Même si elle ne compte pas son temps au travail - "9h à 19h tous les jours, avec de nombreuses heures supplémentaires" et qu'elle ne fait pas son métier "pour l'argent", Vanessa aimerait toutefois que sa profession soit valorisée financièrement, à l'instar des soignants.

"Je gagne environ 2000 euros, précise-t-elle. Avec les risques que l'on prend, et les heures qu'on fait loin de nos familles, je pense qu'un petit plus serait bienvenu. Souvent, quand je rentre chez moi le soir, mon fils est déjà couché et parfois le matin, lorsque je procède à des interpellations, je dois me lever à 4h pour bosser, et il dort toujours. J'ai la chance de faire pas mal de bureau, mais nombre de mes collègues sont vraiment en première ligne, en permanence sur le terrain, avec le risque d’attraper le Covid-19. Eux devraient vraiment gagner plus".

“J'ai du mal à comprendre que la population déteste autant sa police. C'est vraiment dur à vivre”

#### OBJECTIF DU TRAVAIL
Résumez l'extrait présenté en deux phrases.

[Entrées du jeu de données]

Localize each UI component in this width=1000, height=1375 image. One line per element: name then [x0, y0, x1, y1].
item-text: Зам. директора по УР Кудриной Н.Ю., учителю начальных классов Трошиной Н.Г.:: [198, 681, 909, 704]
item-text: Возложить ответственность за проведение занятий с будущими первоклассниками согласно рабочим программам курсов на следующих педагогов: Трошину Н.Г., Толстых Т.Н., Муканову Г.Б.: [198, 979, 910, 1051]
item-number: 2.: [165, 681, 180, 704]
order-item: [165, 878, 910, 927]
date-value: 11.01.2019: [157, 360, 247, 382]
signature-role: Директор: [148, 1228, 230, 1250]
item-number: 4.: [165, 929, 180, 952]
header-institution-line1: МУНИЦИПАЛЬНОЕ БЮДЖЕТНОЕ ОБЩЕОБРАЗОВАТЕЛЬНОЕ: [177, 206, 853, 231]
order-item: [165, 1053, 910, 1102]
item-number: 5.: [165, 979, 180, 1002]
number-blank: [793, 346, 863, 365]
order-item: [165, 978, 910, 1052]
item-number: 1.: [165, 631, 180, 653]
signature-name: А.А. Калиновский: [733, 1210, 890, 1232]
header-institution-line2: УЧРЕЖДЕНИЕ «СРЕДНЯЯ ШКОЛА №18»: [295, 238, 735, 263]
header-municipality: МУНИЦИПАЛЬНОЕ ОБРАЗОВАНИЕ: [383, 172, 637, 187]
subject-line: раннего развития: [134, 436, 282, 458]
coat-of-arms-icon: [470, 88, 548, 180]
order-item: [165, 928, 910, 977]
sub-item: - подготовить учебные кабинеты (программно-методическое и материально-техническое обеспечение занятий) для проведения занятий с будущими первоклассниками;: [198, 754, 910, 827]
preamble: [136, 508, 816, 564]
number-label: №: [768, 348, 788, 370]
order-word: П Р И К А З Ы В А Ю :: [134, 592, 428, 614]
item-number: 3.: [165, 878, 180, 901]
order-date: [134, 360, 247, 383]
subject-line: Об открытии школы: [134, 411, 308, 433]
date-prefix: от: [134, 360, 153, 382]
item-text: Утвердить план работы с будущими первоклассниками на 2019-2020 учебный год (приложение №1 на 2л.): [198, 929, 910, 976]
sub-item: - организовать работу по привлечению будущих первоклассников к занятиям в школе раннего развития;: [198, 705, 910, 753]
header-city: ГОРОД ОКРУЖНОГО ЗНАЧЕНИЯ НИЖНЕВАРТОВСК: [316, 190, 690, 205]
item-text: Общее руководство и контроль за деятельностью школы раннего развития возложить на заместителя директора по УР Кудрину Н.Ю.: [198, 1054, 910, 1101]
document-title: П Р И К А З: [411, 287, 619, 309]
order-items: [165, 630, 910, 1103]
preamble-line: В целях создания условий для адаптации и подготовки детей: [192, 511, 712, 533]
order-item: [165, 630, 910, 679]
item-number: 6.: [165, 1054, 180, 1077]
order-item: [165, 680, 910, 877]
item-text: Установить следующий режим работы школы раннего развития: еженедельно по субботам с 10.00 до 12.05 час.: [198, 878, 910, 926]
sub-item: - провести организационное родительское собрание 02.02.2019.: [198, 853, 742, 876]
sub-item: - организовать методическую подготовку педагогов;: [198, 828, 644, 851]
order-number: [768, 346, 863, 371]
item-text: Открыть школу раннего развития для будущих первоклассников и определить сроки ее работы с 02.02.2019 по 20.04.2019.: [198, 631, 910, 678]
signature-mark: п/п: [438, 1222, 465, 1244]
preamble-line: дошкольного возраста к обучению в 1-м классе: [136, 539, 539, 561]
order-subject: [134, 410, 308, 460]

#### RÉPONSE ATTENDUE
Vanessa travaille de 9h à 19h tous les jours avec de nombreuses heures supplémentaires et, sans faire son métier pour l'argent, elle aimerait que sa profession soit valorisée financièrement, comme celle des soignants. Gagnant environ 2000 euros, elle juge qu'un petit plus serait bienvenu au vu des risques pris et des heures passées loin de sa famille, et elle estime que ses collègues en première ligne, exposés au Covid-19, devraient vraiment gagner plus.